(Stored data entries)
......
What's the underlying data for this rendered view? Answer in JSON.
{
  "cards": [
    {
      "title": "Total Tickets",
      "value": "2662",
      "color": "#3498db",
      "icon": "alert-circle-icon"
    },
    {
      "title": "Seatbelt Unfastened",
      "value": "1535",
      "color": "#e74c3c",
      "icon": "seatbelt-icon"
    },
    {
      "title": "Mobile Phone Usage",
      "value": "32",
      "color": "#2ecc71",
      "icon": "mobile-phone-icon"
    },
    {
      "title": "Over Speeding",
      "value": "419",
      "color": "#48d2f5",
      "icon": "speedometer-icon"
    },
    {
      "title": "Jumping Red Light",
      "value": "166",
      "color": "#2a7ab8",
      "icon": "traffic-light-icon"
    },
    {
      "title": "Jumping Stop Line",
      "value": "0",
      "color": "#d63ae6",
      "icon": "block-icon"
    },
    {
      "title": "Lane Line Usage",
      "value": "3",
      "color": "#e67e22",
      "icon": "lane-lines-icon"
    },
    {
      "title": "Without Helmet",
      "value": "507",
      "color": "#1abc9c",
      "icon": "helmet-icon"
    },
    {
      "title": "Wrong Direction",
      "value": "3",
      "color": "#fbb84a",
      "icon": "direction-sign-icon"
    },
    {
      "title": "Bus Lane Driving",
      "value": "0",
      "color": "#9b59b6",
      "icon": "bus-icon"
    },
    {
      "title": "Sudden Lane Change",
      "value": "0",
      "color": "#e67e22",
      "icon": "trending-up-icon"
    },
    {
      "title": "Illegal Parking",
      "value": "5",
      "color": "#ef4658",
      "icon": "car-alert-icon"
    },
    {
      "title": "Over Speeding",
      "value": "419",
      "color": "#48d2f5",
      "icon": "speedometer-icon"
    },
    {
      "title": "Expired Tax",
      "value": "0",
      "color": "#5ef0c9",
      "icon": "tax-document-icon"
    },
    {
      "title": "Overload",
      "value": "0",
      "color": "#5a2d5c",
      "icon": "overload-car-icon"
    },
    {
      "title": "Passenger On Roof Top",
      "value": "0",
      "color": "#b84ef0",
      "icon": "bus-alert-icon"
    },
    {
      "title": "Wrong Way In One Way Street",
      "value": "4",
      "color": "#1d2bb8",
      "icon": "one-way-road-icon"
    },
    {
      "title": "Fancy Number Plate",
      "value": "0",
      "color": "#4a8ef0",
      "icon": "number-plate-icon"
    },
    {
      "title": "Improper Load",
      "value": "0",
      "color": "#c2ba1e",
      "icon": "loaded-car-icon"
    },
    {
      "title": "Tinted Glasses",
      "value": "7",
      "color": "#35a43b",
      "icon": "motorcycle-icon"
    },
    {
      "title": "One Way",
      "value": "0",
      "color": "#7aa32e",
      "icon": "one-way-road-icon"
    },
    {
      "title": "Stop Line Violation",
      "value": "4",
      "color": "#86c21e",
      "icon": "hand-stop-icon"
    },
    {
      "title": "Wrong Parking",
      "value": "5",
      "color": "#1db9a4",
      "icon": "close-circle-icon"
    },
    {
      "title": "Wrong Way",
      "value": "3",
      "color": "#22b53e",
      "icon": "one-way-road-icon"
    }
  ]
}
......
TASK — Find every line in the records that contains the word "Jumping"; copy those lines.

SOLUTION FOR THIS PROBLEM —
      "title": "Jumping Red Light",
      "title": "Jumping Stop Line",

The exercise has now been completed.